=== INFORMATION GIVEN ===
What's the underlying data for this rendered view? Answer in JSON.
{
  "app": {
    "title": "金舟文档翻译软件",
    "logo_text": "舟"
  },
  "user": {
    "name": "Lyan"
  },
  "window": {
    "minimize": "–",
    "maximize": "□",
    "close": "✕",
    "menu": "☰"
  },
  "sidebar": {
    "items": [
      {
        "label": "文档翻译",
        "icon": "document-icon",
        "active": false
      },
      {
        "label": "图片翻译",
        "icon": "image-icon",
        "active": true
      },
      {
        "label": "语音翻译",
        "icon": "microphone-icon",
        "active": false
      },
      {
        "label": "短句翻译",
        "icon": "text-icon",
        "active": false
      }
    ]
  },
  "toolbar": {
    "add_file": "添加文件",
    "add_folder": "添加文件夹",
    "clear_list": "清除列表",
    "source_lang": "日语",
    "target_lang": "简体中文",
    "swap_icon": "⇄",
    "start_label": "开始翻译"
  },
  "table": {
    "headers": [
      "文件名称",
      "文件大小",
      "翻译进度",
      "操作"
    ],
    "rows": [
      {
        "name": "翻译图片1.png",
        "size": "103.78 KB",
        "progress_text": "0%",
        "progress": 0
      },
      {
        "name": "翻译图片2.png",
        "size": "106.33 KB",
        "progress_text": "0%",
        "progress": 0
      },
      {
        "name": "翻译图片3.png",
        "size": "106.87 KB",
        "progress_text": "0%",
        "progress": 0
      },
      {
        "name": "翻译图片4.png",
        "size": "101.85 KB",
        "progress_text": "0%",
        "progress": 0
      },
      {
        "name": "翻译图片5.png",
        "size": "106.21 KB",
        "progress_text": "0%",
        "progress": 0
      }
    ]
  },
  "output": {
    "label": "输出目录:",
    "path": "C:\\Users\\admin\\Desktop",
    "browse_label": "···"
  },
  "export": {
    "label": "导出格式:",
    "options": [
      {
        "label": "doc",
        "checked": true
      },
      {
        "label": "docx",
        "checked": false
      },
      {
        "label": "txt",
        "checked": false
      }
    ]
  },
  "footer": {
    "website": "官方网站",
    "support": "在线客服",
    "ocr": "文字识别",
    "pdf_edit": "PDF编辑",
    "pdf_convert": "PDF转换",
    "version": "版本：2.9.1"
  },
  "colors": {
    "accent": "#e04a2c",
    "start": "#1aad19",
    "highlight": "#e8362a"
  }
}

=== WORK TO BE COMPLETED ===
Using the material above, print every entry exactly as written.

=== RESPONSE TO THE EXERCISE ===
What's the underlying data for this rendered view? Answer in JSON.
{
  "app": {
    "title": "金舟文档翻译软件",
    "logo_text": "舟"
  },
  "user": {
    "name": "Lyan"
  },
  "window": {
    "minimize": "–",
    "maximize": "□",
    "close": "✕",
    "menu": "☰"
  },
  "sidebar": {
    "items": [
      {
        "label": "文档翻译",
        "icon": "document-icon",
        "active": false
      },
      {
        "label": "图片翻译",
        "icon": "image-icon",
        "active": true
      },
      {
        "label": "语音翻译",
        "icon": "microphone-icon",
        "active": false
      },
      {
        "label": "短句翻译",
        "icon": "text-icon",
        "active": false
      }
    ]
  },
  "toolbar": {
    "add_file": "添加文件",
    "add_folder": "添加文件夹",
    "clear_list": "清除列表",
    "source_lang": "日语",
    "target_lang": "简体中文",
    "swap_icon": "⇄",
    "start_label": "开始翻译"
  },
  "table": {
    "headers": [
      "文件名称",
      "文件大小",
      "翻译进度",
      "操作"
    ],
    "rows": [
      {
        "name": "翻译图片1.png",
        "size": "103.78 KB",
        "progress_text": "0%",
        "progress": 0
      },
      {
        "name": "翻译图片2.png",
        "size": "106.33 KB",
        "progress_text": "0%",
        "progress": 0
      },
      {
        "name": "翻译图片3.png",
        "size": "106.87 KB",
        "progress_text": "0%",
        "progress": 0
      },
      {
        "name": "翻译图片4.png",
        "size": "101.85 KB",
        "progress_text": "0%",
        "progress": 0
      },
      {
        "name": "翻译图片5.png",
        "size": "106.21 KB",
        "progress_text": "0%",
        "progress": 0
      }
    ]
  },
  "output": {
    "label": "输出目录:",
    "path": "C:\\Users\\admin\\Desktop",
    "browse_label": "···"
  },
  "export": {
    "label": "导出格式:",
    "options": [
      {
        "label": "doc",
        "checked": true
      },
      {
        "label": "docx",
        "checked": false
      },
      {
        "label": "txt",
        "checked": false
      }
    ]
  },
  "footer": {
    "website": "官方网站",
    "support": "在线客服",
    "ocr": "文字识别",
    "pdf_edit": "PDF编辑",
    "pdf_convert": "PDF转换",
    "version": "版本：2.9.1"
  },
  "colors": {
    "accent": "#e04a2c",
    "start": "#1aad19",
    "highlight": "#e8362a"
  }
}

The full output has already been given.